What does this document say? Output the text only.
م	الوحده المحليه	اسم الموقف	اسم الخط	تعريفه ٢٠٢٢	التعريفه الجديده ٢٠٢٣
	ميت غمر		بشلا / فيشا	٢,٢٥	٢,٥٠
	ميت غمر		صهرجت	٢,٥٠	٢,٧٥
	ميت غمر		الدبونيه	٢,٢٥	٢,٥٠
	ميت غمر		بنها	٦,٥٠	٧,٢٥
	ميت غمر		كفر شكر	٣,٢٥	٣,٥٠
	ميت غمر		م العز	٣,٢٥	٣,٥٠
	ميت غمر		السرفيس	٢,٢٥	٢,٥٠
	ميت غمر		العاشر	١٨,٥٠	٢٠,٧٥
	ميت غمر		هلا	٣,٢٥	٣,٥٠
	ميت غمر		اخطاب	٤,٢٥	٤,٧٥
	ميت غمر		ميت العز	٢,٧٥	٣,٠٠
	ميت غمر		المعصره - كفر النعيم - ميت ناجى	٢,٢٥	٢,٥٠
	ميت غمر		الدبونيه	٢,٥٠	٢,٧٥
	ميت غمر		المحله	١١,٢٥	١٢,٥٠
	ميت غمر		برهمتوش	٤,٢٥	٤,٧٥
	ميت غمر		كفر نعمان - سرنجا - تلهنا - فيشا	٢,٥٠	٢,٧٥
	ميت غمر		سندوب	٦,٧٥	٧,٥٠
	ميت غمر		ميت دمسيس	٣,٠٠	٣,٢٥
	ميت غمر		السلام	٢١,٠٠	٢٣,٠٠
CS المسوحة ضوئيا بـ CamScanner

- - - - - - -

**TASK REQUIREMENTS:** Search the entries for the word "العز" and pick out every line that holds it.

**ANSWER:**
	ميت غمر		م العز	٣,٢٥	٣,٥٠
	ميت غمر		ميت العز	٢,٧٥	٣,٠٠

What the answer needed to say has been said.